EXERCISE BRIEF
Take the data below and filter it for lines containing the word "Kernel"; show each line found.

PROVIDED ENTRIES

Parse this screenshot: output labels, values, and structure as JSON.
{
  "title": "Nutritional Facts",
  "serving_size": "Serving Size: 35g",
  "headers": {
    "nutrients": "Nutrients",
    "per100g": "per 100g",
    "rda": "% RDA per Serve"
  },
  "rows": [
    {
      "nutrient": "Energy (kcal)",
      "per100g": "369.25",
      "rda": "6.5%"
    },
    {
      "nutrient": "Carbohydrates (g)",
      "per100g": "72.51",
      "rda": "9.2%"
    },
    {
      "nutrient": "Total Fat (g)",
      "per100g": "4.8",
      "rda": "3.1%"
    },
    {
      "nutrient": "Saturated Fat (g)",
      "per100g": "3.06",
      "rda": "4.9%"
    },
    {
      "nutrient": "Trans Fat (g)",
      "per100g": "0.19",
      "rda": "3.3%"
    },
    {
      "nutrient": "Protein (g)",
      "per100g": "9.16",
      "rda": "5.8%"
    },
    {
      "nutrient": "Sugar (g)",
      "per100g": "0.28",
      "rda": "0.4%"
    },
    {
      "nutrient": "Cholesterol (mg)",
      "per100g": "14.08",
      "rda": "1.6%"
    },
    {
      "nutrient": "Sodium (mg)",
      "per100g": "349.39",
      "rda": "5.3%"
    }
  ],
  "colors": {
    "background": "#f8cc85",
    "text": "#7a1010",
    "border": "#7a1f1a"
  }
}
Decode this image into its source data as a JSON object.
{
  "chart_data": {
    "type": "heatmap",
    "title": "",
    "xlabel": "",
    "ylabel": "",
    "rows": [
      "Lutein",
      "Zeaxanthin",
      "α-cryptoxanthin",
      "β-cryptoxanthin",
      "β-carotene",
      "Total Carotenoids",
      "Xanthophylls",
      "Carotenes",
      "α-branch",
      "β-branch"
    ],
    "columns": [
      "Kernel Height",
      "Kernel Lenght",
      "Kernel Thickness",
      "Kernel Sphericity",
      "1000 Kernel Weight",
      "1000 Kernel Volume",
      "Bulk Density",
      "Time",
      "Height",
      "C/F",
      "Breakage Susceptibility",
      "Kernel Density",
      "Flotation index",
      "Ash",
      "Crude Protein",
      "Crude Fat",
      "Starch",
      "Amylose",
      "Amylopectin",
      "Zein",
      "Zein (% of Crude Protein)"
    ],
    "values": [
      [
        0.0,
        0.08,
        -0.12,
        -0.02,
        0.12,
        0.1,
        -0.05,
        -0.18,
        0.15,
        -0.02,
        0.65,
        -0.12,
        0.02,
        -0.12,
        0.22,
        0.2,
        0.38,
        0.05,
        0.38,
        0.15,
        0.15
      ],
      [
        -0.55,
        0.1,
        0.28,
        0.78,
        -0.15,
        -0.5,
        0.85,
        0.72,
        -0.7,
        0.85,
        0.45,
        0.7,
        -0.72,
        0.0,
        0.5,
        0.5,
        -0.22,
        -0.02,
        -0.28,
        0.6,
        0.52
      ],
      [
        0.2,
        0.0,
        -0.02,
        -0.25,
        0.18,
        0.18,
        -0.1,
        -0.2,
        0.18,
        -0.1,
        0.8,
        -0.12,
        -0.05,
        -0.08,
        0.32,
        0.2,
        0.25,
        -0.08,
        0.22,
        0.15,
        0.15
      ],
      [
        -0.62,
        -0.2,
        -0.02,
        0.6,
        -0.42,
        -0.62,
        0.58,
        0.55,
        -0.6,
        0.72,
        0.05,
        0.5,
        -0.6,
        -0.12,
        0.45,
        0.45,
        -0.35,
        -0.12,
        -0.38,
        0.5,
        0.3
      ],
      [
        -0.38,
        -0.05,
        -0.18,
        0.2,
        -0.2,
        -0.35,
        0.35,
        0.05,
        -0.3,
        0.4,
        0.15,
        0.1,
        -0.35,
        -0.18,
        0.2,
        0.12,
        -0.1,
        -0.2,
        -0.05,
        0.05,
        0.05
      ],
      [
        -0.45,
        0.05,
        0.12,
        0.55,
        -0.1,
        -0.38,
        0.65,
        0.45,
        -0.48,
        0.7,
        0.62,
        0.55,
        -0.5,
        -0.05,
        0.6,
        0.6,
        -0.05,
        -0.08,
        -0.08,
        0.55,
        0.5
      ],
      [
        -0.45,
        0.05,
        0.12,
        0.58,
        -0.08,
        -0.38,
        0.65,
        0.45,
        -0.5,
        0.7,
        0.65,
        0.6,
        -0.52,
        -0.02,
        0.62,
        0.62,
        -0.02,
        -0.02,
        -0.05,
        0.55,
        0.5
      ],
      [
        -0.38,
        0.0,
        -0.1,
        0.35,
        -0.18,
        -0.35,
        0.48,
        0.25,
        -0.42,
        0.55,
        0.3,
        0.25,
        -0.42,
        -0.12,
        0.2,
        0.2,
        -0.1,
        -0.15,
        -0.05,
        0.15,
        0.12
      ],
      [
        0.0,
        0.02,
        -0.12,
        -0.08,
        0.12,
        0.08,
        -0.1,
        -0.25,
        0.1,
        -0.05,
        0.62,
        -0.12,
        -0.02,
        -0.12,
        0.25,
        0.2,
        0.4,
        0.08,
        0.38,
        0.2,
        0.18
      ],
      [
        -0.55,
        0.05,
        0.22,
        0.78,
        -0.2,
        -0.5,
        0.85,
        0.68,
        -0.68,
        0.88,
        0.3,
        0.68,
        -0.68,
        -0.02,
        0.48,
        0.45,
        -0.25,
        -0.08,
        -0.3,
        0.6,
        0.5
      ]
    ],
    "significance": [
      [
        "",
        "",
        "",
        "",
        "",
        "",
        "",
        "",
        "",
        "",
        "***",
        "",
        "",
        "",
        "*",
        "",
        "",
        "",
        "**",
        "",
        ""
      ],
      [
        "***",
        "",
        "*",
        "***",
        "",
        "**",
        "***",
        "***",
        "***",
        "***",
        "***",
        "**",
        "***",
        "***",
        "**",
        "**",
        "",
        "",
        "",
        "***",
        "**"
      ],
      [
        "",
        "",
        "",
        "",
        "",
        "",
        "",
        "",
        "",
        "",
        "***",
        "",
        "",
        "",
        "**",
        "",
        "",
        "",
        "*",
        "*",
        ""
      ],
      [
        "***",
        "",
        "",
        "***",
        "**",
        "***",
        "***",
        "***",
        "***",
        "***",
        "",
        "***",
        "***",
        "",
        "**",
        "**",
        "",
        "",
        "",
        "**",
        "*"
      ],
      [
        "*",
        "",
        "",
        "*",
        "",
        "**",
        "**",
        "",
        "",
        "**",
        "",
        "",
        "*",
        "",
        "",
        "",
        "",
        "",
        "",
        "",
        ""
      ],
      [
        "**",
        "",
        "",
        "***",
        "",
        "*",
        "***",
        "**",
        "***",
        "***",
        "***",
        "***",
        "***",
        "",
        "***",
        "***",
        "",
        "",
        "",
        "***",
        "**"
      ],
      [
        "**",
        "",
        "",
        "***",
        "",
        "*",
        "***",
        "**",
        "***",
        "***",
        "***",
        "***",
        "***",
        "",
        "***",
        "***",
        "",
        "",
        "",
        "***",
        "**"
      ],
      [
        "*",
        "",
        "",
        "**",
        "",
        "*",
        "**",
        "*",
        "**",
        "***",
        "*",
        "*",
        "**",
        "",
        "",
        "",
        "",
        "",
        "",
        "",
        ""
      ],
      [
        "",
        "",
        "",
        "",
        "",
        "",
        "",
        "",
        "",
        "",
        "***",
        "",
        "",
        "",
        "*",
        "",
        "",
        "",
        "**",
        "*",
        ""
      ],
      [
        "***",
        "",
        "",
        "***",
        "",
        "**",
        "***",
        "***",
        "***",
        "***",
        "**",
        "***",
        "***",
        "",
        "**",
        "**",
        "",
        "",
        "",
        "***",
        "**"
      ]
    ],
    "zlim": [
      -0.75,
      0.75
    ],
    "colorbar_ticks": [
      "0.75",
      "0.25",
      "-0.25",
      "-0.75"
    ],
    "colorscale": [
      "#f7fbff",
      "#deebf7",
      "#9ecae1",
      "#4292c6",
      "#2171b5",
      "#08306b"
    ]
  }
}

RESULT FOR THIS TASK
      "Kernel Height",
      "Kernel Lenght",
      "Kernel Thickness",
      "Kernel Sphericity",
      "1000 Kernel Weight",
      "1000 Kernel Volume",
      "Kernel Density",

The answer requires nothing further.